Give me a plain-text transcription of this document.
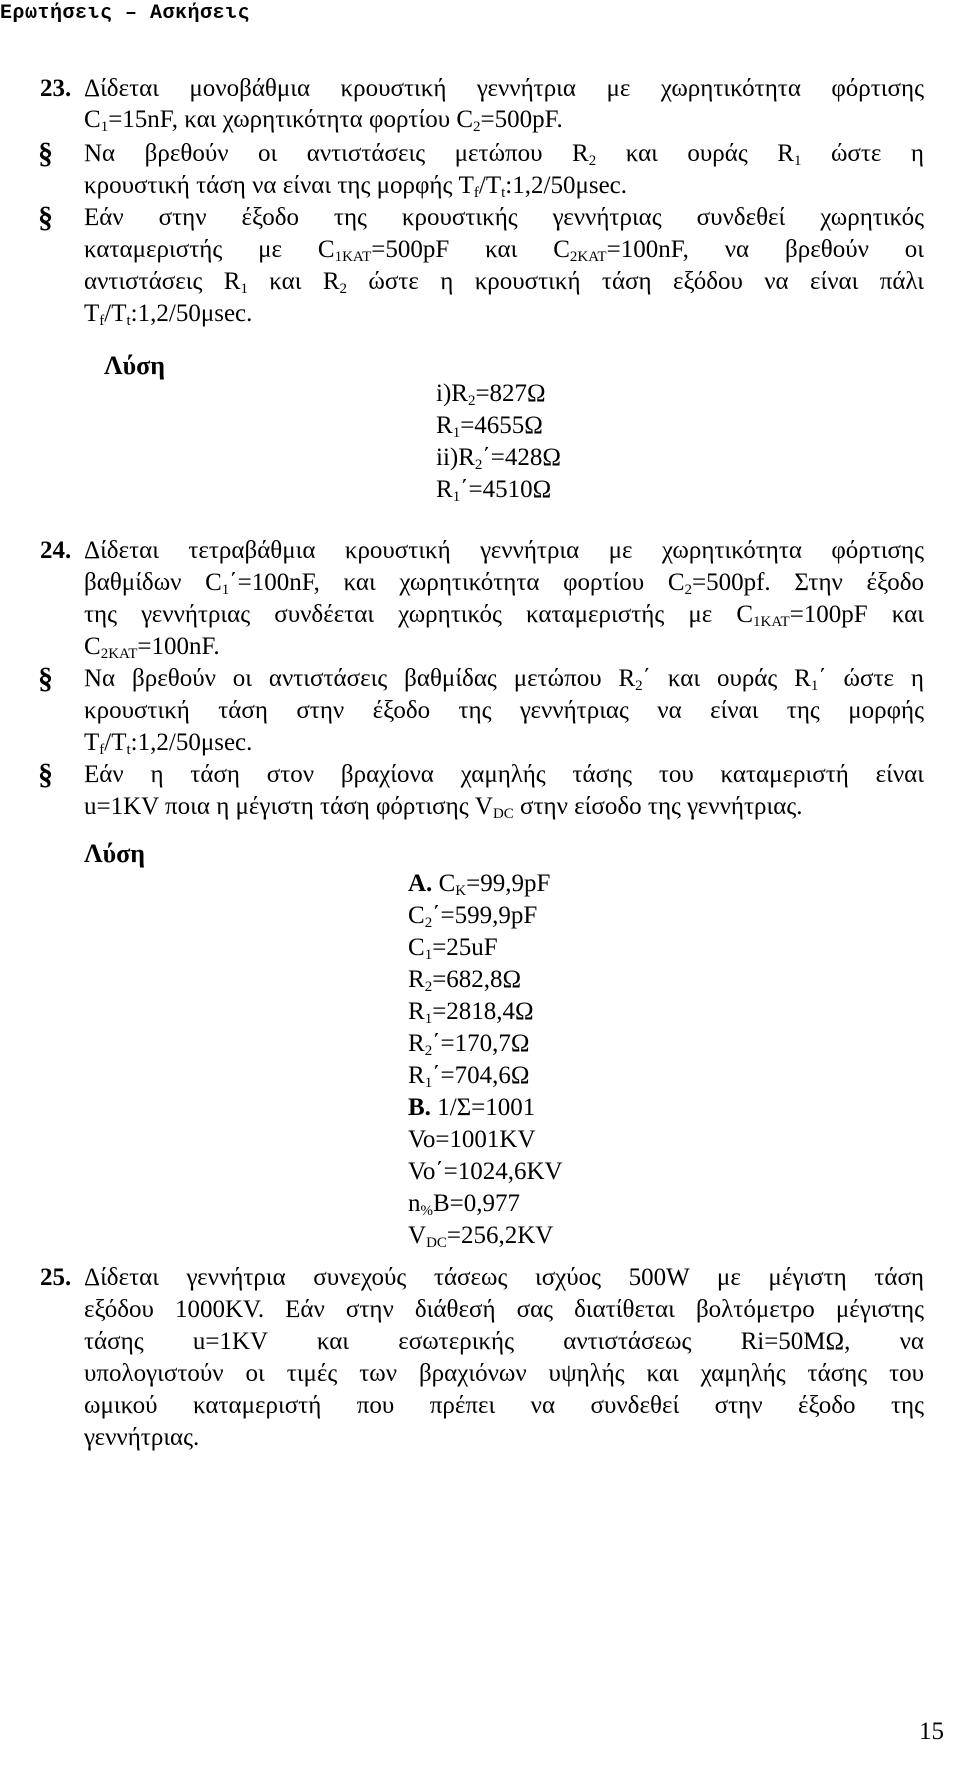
Ερωτήσεις – Ασκήσεις
23. Δίδεται μονοβάθμια κρουστική γεννήτρια με χωρητικότητα φόρτισης
$C_1=15nF$, και χωρητικότητα φορτίου $C_2=500pF$.
§ Να βρεθούν οι αντιστάσεις μετώπου $R_2$ και ουράς $R_1$ ώστε η
κρουστική τάση να είναι της μορφής $T_f/T_t:1,2/50\mu\sec$.
§ Εάν στην έξοδο της κρουστικής γεννήτριας συνδεθεί χωρητικός
καταμεριστής με $C_{1KAT}=500pF$ και $C_{2KAT}=100nF$, να βρεθούν οι
αντιστάσεις $R_1$ και $R_2$ ώστε η κρουστική τάση εξόδου να είναι πάλι
$T_f/T_t:1,2/50\mu\sec$.
Λύση
$i)R_2=827\Omega$
$R_1=4655\Omega$
$ii)R_2΄=428\Omega$
$R_1΄=4510\Omega$
24. Δίδεται τετραβάθμια κρουστική γεννήτρια με χωρητικότητα φόρτισης
βαθμίδων $C_1΄=100nF$, και χωρητικότητα φορτίου $C_2=500pf$. Στην έξοδο
της γεννήτριας συνδέεται χωρητικός καταμεριστής με $C_{1KAT}=100pF$ και
$C_{2KAT}=100nF$.
§ Να βρεθούν οι αντιστάσεις βαθμίδας μετώπου $R_2΄$ και ουράς $R_1΄$ ώστε η
κρουστική τάση στην έξοδο της γεννήτριας να είναι της μορφής
$T_f/T_t:1,2/50\mu\sec$.
§ Εάν η τάση στον βραχίονα χαμηλής τάσης του καταμεριστή είναι
u=1KV ποια η μέγιστη τάση φόρτισης $V_{DC}$ στην είσοδο της γεννήτριας.
Λύση
A. $C_K=99,9pF$
$C_2΄=599,9pF$
$C_1=25uF$
$R_2=682,8\Omega$
$R_1=2818,4\Omega$
$R_2΄=170,7\Omega$
$R_1΄=704,6\Omega$
B. 1/Σ=1001
Vo=1001KV
Vo΄=1024,6KV
$n_{\%}B=0,977$
$V_{DC}=256,2KV$
25. Δίδεται γεννήτρια συνεχούς τάσεως ισχύος 500W με μέγιστη τάση
εξόδου 1000KV. Εάν στην διάθεσή σας διατίθεται βολτόμετρο μέγιστης
τάσης u=1KV και εσωτερικής αντιστάσεως Ri=50MΩ, να
υπολογιστούν οι τιμές των βραχιόνων υψηλής και χαμηλής τάσης του
ωμικού καταμεριστή που πρέπει να συνδεθεί στην έξοδο της
γεννήτριας.
15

### Request
All lines above with "φορτίου" in them should be returned.

### Written solution
$C_1=15nF$, και χωρητικότητα φορτίου $C_2=500pF$.
βαθμίδων $C_1΄=100nF$, και χωρητικότητα φορτίου $C_2=500pf$. Στην έξοδο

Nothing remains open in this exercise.